# START OF INPUT ROWS

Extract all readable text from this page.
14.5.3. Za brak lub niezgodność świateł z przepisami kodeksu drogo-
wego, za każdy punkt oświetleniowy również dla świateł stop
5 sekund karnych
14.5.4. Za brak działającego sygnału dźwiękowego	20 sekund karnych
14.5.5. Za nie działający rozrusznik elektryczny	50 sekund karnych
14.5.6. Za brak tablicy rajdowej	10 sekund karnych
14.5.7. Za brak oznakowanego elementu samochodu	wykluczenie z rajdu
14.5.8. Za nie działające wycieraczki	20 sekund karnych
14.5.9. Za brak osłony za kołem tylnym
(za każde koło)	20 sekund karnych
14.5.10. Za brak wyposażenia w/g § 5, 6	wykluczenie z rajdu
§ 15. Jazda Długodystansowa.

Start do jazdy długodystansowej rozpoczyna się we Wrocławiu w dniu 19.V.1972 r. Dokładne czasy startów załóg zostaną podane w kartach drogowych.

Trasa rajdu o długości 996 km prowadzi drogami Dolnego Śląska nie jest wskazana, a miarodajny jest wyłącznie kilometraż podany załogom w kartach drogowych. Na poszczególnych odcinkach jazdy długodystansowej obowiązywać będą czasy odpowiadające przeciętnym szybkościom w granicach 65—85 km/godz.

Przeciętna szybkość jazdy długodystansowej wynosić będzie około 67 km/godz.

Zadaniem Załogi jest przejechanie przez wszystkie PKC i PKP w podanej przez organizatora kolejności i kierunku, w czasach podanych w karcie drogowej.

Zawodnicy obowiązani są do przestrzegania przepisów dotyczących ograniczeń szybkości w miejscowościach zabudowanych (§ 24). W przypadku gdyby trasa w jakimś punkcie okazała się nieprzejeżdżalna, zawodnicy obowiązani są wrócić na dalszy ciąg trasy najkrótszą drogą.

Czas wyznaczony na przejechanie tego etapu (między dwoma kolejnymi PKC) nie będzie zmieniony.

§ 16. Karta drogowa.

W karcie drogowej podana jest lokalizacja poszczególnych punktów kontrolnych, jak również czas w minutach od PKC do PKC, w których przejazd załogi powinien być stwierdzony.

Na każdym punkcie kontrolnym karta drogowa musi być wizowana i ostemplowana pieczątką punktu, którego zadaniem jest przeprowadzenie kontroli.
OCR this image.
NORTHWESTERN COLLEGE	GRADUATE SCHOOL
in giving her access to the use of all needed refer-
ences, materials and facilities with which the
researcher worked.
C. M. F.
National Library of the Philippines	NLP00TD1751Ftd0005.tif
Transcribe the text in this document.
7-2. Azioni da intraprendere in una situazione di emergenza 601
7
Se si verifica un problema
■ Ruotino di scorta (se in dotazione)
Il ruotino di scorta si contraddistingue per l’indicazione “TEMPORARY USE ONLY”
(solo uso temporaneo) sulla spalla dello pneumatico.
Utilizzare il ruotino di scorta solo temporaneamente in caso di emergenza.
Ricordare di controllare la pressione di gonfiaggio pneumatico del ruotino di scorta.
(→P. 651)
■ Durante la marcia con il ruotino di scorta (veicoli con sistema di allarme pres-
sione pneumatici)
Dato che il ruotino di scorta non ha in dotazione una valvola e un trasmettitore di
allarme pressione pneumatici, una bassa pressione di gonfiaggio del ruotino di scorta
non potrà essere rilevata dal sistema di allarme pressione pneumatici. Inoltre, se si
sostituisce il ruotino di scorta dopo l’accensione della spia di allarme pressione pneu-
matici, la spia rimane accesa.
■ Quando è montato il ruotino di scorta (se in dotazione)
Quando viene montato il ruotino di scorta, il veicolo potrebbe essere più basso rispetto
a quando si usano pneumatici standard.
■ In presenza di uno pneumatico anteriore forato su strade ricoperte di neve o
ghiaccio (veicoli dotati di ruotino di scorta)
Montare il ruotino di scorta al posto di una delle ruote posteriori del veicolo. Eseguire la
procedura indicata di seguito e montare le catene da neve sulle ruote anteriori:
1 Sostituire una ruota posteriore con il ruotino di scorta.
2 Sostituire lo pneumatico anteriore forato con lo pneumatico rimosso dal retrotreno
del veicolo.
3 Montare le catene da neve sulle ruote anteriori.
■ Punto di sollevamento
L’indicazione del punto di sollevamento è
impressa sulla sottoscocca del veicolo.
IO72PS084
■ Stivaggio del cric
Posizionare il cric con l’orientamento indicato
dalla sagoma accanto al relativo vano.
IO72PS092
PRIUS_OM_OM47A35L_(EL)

# END OF INPUT ROWS

— BRIEF —
Among the entries above, identify all lines with "allarme" and copy them.

— COMPLETE ANSWER —
■ Durante la marcia con il ruotino di scorta (veicoli con sistema di allarme pres-
allarme pressione pneumatici, una bassa pressione di gonfiaggio del ruotino di scorta
non potrà essere rilevata dal sistema di allarme pressione pneumatici. Inoltre, se si
sostituisce il ruotino di scorta dopo l’accensione della spia di allarme pressione pneu-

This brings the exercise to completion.